Dataset listings of figures
══════

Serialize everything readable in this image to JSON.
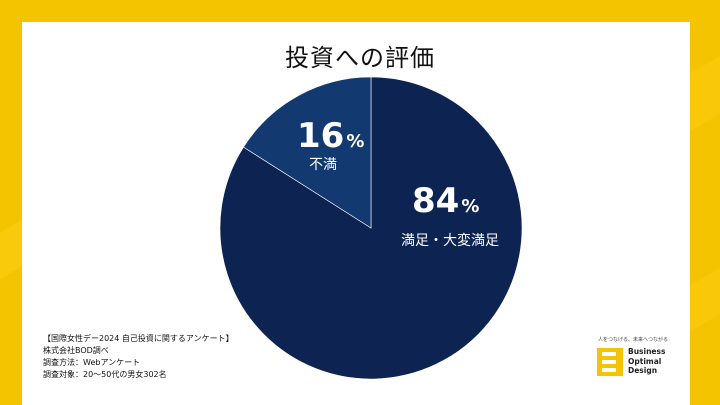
{
  "chart_data": {
    "type": "pie",
    "title": "投資への評価",
    "slices": [
      {
        "label": "満足・大変満足",
        "value": 84,
        "color": "#0d2352"
      },
      {
        "label": "不満",
        "value": 16,
        "color": "#123a70"
      }
    ],
    "percent_sign": "%",
    "start_angle_deg": 0,
    "direction": "clockwise"
  },
  "notes": [
    "【国際女性デー2024 自己投資に関するアンケート】",
    "株式会社BOD調べ",
    "調査方法：Webアンケート",
    "調査対象：20〜50代の男女302名"
  ],
  "logo": {
    "tagline": "人をつなげる、未来へつながる",
    "lines": [
      "Business",
      "Optimal",
      "Design"
    ],
    "color": "#f5c400"
  }
}
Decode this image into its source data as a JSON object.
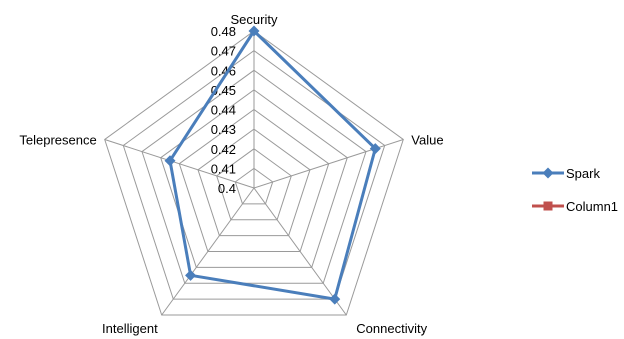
{
  "chart_data": {
    "type": "radar",
    "axes": [
      "Security",
      "Value",
      "Connectivity",
      "Intelligent",
      "Telepresence"
    ],
    "rlim": [
      0.4,
      0.48
    ],
    "ticks": [
      "0.4",
      "0.41",
      "0.42",
      "0.43",
      "0.44",
      "0.45",
      "0.46",
      "0.47",
      "0.48"
    ],
    "series": [
      {
        "name": "Spark",
        "values": [
          0.48,
          0.465,
          0.47,
          0.455,
          0.445
        ],
        "color": "#4a7ebb",
        "marker": "diamond"
      },
      {
        "name": "Column1",
        "values": [],
        "color": "#c0504d",
        "marker": "square"
      }
    ],
    "grid": true,
    "legend_position": "right"
  }
}
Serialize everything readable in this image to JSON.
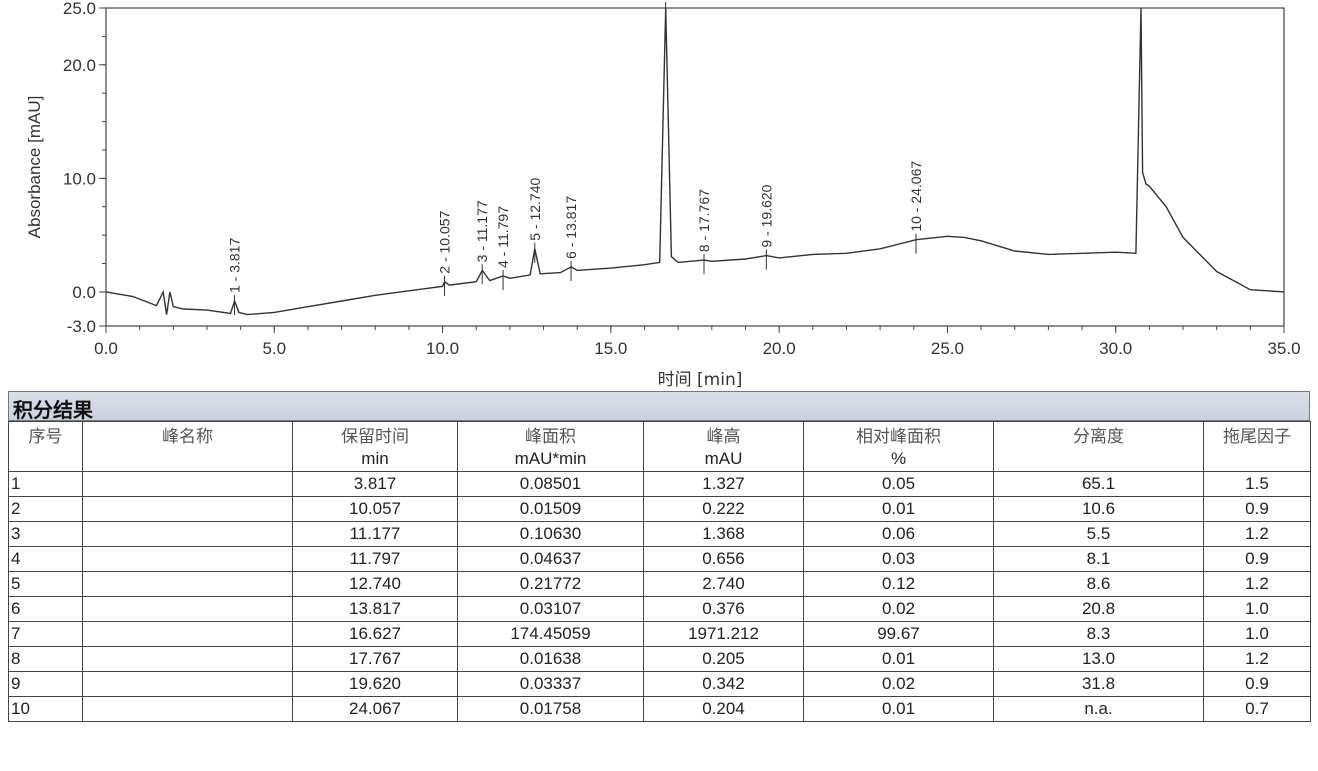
{
  "chart_data": {
    "type": "line",
    "xlabel": "时间 [min]",
    "ylabel": "Absorbance [mAU]",
    "xlim": [
      0,
      35
    ],
    "ylim": [
      -3,
      25
    ],
    "xticks": [
      "0.0",
      "5.0",
      "10.0",
      "15.0",
      "20.0",
      "25.0",
      "30.0",
      "35.0"
    ],
    "yticks": [
      "-3.0",
      "0.0",
      "10.0",
      "20.0",
      "25.0"
    ],
    "series": [
      {
        "x": [
          0.0,
          0.8,
          1.5,
          1.7,
          1.8,
          1.9,
          2.0,
          2.3,
          3.0,
          3.7,
          3.82,
          3.95,
          4.2,
          5.0,
          6.0,
          7.0,
          8.0,
          9.0,
          10.0,
          10.06,
          10.2,
          11.0,
          11.18,
          11.4,
          11.8,
          12.0,
          12.6,
          12.74,
          12.9,
          13.5,
          13.82,
          14.0,
          15.0,
          16.0,
          16.45,
          16.63,
          16.8,
          17.0,
          17.77,
          18.0,
          19.0,
          19.62,
          20.0,
          21.0,
          22.0,
          23.0,
          24.07,
          25.0,
          25.5,
          26.0,
          27.0,
          28.0,
          29.0,
          30.0,
          30.6,
          30.75,
          30.8,
          30.9,
          31.0,
          31.5,
          32.0,
          33.0,
          34.0,
          35.0
        ],
        "y": [
          0.0,
          -0.4,
          -1.2,
          0.0,
          -2.0,
          0.0,
          -1.3,
          -1.5,
          -1.6,
          -1.9,
          -0.8,
          -1.8,
          -2.0,
          -1.8,
          -1.3,
          -0.8,
          -0.3,
          0.1,
          0.5,
          0.9,
          0.6,
          0.9,
          1.9,
          1.0,
          1.4,
          1.2,
          1.5,
          3.8,
          1.6,
          1.7,
          2.2,
          1.9,
          2.1,
          2.4,
          2.6,
          25.0,
          3.1,
          2.6,
          2.8,
          2.7,
          2.9,
          3.2,
          3.0,
          3.3,
          3.4,
          3.8,
          4.6,
          4.9,
          4.8,
          4.5,
          3.6,
          3.3,
          3.4,
          3.5,
          3.4,
          25.0,
          10.5,
          9.5,
          9.3,
          7.5,
          4.8,
          1.8,
          0.2,
          0.0
        ]
      }
    ],
    "peak_labels": [
      {
        "x": 3.817,
        "y": -0.8,
        "label": "1 - 3.817"
      },
      {
        "x": 10.057,
        "y": 0.9,
        "label": "2 - 10.057"
      },
      {
        "x": 11.177,
        "y": 1.9,
        "label": "3 - 11.177"
      },
      {
        "x": 11.797,
        "y": 1.4,
        "label": "4 - 11.797"
      },
      {
        "x": 12.74,
        "y": 3.8,
        "label": "5 - 12.740"
      },
      {
        "x": 13.817,
        "y": 2.2,
        "label": "6 - 13.817"
      },
      {
        "x": 16.627,
        "y": 25.0,
        "label": "7 - 16.627"
      },
      {
        "x": 17.767,
        "y": 2.8,
        "label": "8 - 17.767"
      },
      {
        "x": 19.62,
        "y": 3.2,
        "label": "9 - 19.620"
      },
      {
        "x": 24.067,
        "y": 4.6,
        "label": "10 - 24.067"
      }
    ]
  },
  "results": {
    "title": "积分结果",
    "headers": [
      "序号",
      "峰名称",
      "保留时间",
      "峰面积",
      "峰高",
      "相对峰面积",
      "分离度",
      "拖尾因子"
    ],
    "units": [
      "",
      "",
      "min",
      "mAU*min",
      "mAU",
      "%",
      "",
      ""
    ],
    "rows": [
      [
        "1",
        "",
        "3.817",
        "0.08501",
        "1.327",
        "0.05",
        "65.1",
        "1.5"
      ],
      [
        "2",
        "",
        "10.057",
        "0.01509",
        "0.222",
        "0.01",
        "10.6",
        "0.9"
      ],
      [
        "3",
        "",
        "11.177",
        "0.10630",
        "1.368",
        "0.06",
        "5.5",
        "1.2"
      ],
      [
        "4",
        "",
        "11.797",
        "0.04637",
        "0.656",
        "0.03",
        "8.1",
        "0.9"
      ],
      [
        "5",
        "",
        "12.740",
        "0.21772",
        "2.740",
        "0.12",
        "8.6",
        "1.2"
      ],
      [
        "6",
        "",
        "13.817",
        "0.03107",
        "0.376",
        "0.02",
        "20.8",
        "1.0"
      ],
      [
        "7",
        "",
        "16.627",
        "174.45059",
        "1971.212",
        "99.67",
        "8.3",
        "1.0"
      ],
      [
        "8",
        "",
        "17.767",
        "0.01638",
        "0.205",
        "0.01",
        "13.0",
        "1.2"
      ],
      [
        "9",
        "",
        "19.620",
        "0.03337",
        "0.342",
        "0.02",
        "31.8",
        "0.9"
      ],
      [
        "10",
        "",
        "24.067",
        "0.01758",
        "0.204",
        "0.01",
        "n.a.",
        "0.7"
      ]
    ]
  }
}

══════

Task — Extract the entries in full, exactly as they are, minus the pictures.

Answer in full —
Serialize everything readable in this image to JSON.
{
  "chart_data": {
    "type": "pie",
    "title": "投資への評価",
    "slices": [
      {
        "label": "満足・大変満足",
        "value": 84,
        "color": "#0d2352"
      },
      {
        "label": "不満",
        "value": 16,
        "color": "#123a70"
      }
    ],
    "percent_sign": "%",
    "start_angle_deg": 0,
    "direction": "clockwise"
  },
  "notes": [
    "【国際女性デー2024 自己投資に関するアンケート】",
    "株式会社BOD調べ",
    "調査方法：Webアンケート",
    "調査対象：20〜50代の男女302名"
  ],
  "logo": {
    "tagline": "人をつなげる、未来へつながる",
    "lines": [
      "Business",
      "Optimal",
      "Design"
    ],
    "color": "#f5c400"
  }
}
Decode this image into its source data as a JSON object.
{
  "chart_data": {
    "type": "radar",
    "axes": [
      "Security",
      "Value",
      "Connectivity",
      "Intelligent",
      "Telepresence"
    ],
    "rlim": [
      0.4,
      0.48
    ],
    "ticks": [
      "0.4",
      "0.41",
      "0.42",
      "0.43",
      "0.44",
      "0.45",
      "0.46",
      "0.47",
      "0.48"
    ],
    "series": [
      {
        "name": "Spark",
        "values": [
          0.48,
          0.465,
          0.47,
          0.455,
          0.445
        ],
        "color": "#4a7ebb",
        "marker": "diamond"
      },
      {
        "name": "Column1",
        "values": [],
        "color": "#c0504d",
        "marker": "square"
      }
    ],
    "grid": true,
    "legend_position": "right"
  }
}
Serialize everything readable in this image to JSON.
{
  "chart_data": {
    "type": "line",
    "xlabel": "时间 [min]",
    "ylabel": "Absorbance [mAU]",
    "xlim": [
      0,
      35
    ],
    "ylim": [
      -3,
      25
    ],
    "xticks": [
      "0.0",
      "5.0",
      "10.0",
      "15.0",
      "20.0",
      "25.0",
      "30.0",
      "35.0"
    ],
    "yticks": [
      "-3.0",
      "0.0",
      "10.0",
      "20.0",
      "25.0"
    ],
    "series": [
      {
        "x": [
          0.0,
          0.8,
          1.5,
          1.7,
          1.8,
          1.9,
          2.0,
          2.3,
          3.0,
          3.7,
          3.82,
          3.95,
          4.2,
          5.0,
          6.0,
          7.0,
          8.0,
          9.0,
          10.0,
          10.06,
          10.2,
          11.0,
          11.18,
          11.4,
          11.8,
          12.0,
          12.6,
          12.74,
          12.9,
          13.5,
          13.82,
          14.0,
          15.0,
          16.0,
          16.45,
          16.63,
          16.8,
          17.0,
          17.77,
          18.0,
          19.0,
          19.62,
          20.0,
          21.0,
          22.0,
          23.0,
          24.07,
          25.0,
          25.5,
          26.0,
          27.0,
          28.0,
          29.0,
          30.0,
          30.6,
          30.75,
          30.8,
          30.9,
          31.0,
          31.5,
          32.0,
          33.0,
          34.0,
          35.0
        ],
        "y": [
          0.0,
          -0.4,
          -1.2,
          0.0,
          -2.0,
          0.0,
          -1.3,
          -1.5,
          -1.6,
          -1.9,
          -0.8,
          -1.8,
          -2.0,
          -1.8,
          -1.3,
          -0.8,
          -0.3,
          0.1,
          0.5,
          0.9,
          0.6,
          0.9,
          1.9,
          1.0,
          1.4,
          1.2,
          1.5,
          3.8,
          1.6,
          1.7,
          2.2,
          1.9,
          2.1,
          2.4,
          2.6,
          25.0,
          3.1,
          2.6,
          2.8,
          2.7,
          2.9,
          3.2,
          3.0,
          3.3,
          3.4,
          3.8,
          4.6,
          4.9,
          4.8,
          4.5,
          3.6,
          3.3,
          3.4,
          3.5,
          3.4,
          25.0,
          10.5,
          9.5,
          9.3,
          7.5,
          4.8,
          1.8,
          0.2,
          0.0
        ]
      }
    ],
    "peak_labels": [
      {
        "x": 3.817,
        "y": -0.8,
        "label": "1 - 3.817"
      },
      {
        "x": 10.057,
        "y": 0.9,
        "label": "2 - 10.057"
      },
      {
        "x": 11.177,
        "y": 1.9,
        "label": "3 - 11.177"
      },
      {
        "x": 11.797,
        "y": 1.4,
        "label": "4 - 11.797"
      },
      {
        "x": 12.74,
        "y": 3.8,
        "label": "5 - 12.740"
      },
      {
        "x": 13.817,
        "y": 2.2,
        "label": "6 - 13.817"
      },
      {
        "x": 16.627,
        "y": 25.0,
        "label": "7 - 16.627"
      },
      {
        "x": 17.767,
        "y": 2.8,
        "label": "8 - 17.767"
      },
      {
        "x": 19.62,
        "y": 3.2,
        "label": "9 - 19.620"
      },
      {
        "x": 24.067,
        "y": 4.6,
        "label": "10 - 24.067"
      }
    ]
  },
  "results": {
    "title": "积分结果",
    "headers": [
      "序号",
      "峰名称",
      "保留时间",
      "峰面积",
      "峰高",
      "相对峰面积",
      "分离度",
      "拖尾因子"
    ],
    "units": [
      "",
      "",
      "min",
      "mAU*min",
      "mAU",
      "%",
      "",
      ""
    ],
    "rows": [
      [
        "1",
        "",
        "3.817",
        "0.08501",
        "1.327",
        "0.05",
        "65.1",
        "1.5"
      ],
      [
        "2",
        "",
        "10.057",
        "0.01509",
        "0.222",
        "0.01",
        "10.6",
        "0.9"
      ],
      [
        "3",
        "",
        "11.177",
        "0.10630",
        "1.368",
        "0.06",
        "5.5",
        "1.2"
      ],
      [
        "4",
        "",
        "11.797",
        "0.04637",
        "0.656",
        "0.03",
        "8.1",
        "0.9"
      ],
      [
        "5",
        "",
        "12.740",
        "0.21772",
        "2.740",
        "0.12",
        "8.6",
        "1.2"
      ],
      [
        "6",
        "",
        "13.817",
        "0.03107",
        "0.376",
        "0.02",
        "20.8",
        "1.0"
      ],
      [
        "7",
        "",
        "16.627",
        "174.45059",
        "1971.212",
        "99.67",
        "8.3",
        "1.0"
      ],
      [
        "8",
        "",
        "17.767",
        "0.01638",
        "0.205",
        "0.01",
        "13.0",
        "1.2"
      ],
      [
        "9",
        "",
        "19.620",
        "0.03337",
        "0.342",
        "0.02",
        "31.8",
        "0.9"
      ],
      [
        "10",
        "",
        "24.067",
        "0.01758",
        "0.204",
        "0.01",
        "n.a.",
        "0.7"
      ]
    ]
  }
}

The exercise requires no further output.